**What to do:** Give back, unchanged, the lines of the records from the one containing "choice-c-text: Matrix organization" through the one containing "choice-d-text: Project organization", including both of those lines.

Image region annotations:

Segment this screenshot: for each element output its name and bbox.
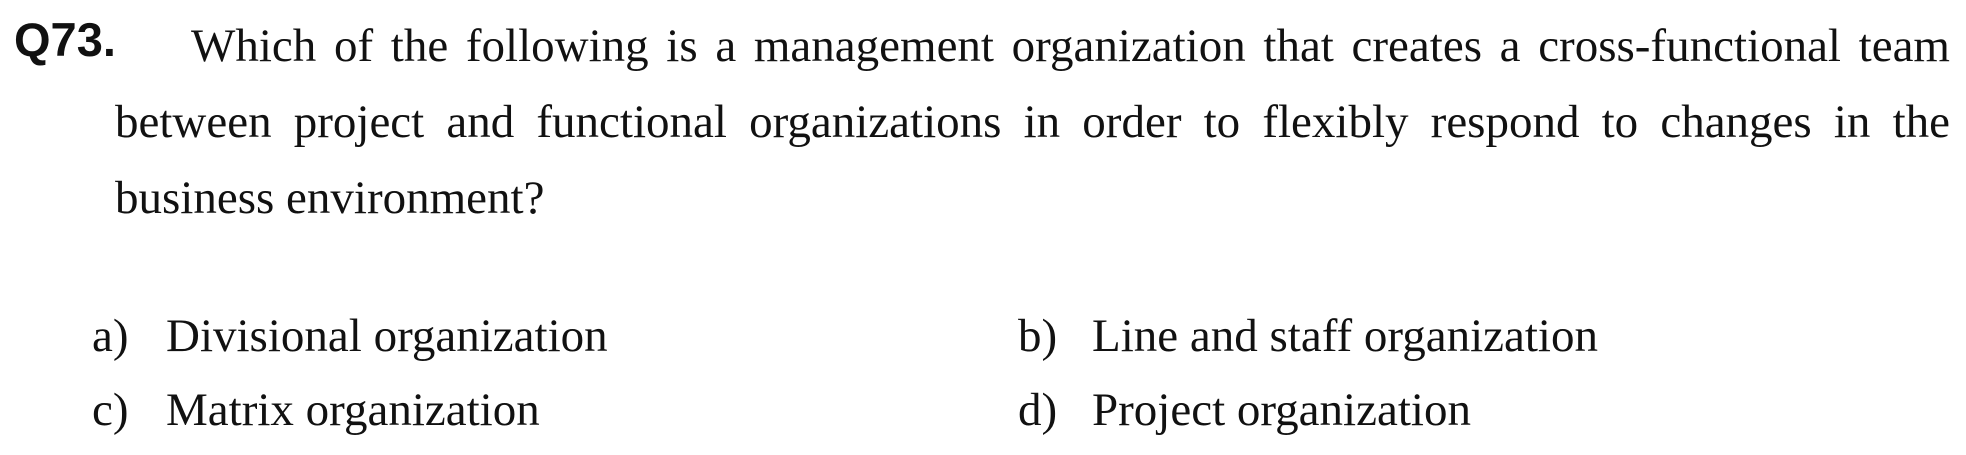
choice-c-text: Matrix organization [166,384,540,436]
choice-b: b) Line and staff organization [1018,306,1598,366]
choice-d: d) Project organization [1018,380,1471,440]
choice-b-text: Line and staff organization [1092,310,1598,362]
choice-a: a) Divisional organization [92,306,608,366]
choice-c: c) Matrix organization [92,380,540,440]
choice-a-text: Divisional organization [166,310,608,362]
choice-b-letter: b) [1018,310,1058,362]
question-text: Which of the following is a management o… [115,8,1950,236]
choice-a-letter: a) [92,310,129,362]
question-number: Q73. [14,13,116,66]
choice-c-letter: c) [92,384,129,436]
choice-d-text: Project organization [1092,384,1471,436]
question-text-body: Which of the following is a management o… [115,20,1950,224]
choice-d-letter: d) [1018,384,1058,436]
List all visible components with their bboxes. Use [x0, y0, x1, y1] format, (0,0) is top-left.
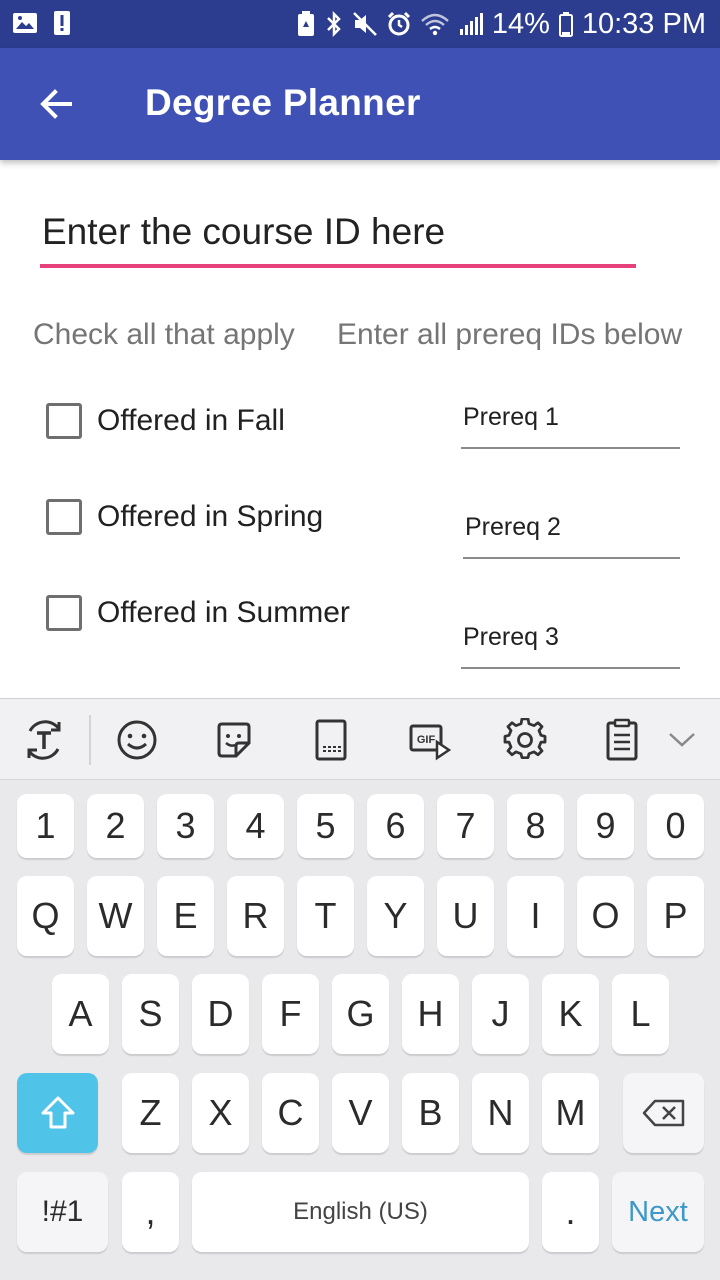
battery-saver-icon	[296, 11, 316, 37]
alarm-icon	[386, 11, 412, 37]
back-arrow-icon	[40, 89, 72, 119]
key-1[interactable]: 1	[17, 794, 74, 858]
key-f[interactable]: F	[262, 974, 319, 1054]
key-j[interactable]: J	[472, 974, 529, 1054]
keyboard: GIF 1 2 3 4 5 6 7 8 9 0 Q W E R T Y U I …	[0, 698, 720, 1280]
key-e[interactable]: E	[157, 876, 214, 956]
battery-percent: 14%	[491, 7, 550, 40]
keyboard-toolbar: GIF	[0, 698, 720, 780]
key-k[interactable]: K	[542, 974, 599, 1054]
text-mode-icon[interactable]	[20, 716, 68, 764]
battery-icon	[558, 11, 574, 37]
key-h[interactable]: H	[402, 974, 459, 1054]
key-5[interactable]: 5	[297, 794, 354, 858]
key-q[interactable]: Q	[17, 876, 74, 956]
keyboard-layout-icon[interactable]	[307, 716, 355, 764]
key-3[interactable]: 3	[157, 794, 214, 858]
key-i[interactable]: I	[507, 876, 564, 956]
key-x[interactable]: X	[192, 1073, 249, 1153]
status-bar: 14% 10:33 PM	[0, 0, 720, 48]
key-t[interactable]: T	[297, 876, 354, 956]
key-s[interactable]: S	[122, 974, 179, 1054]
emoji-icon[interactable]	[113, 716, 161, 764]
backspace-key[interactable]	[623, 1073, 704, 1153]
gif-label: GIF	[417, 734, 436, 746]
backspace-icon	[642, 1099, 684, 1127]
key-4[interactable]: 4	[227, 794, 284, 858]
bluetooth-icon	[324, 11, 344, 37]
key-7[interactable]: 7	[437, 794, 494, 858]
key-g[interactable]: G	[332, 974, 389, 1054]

**Expected output:**
choice-c-text: Matrix organization [166,384,540,436]
choice-b: b) Line and staff organization [1018,306,1598,366]
choice-d: d) Project organization [1018,380,1471,440]
choice-b-text: Line and staff organization [1092,310,1598,362]
choice-a: a) Divisional organization [92,306,608,366]
choice-c: c) Matrix organization [92,380,540,440]
choice-a-text: Divisional organization [166,310,608,362]
choice-b-letter: b) [1018,310,1058,362]
question-text: Which of the following is a management o… [115,8,1950,236]
choice-a-letter: a) [92,310,129,362]
question-number: Q73. [14,13,116,66]
choice-c-letter: c) [92,384,129,436]
choice-d-text: Project organization [1092,384,1471,436]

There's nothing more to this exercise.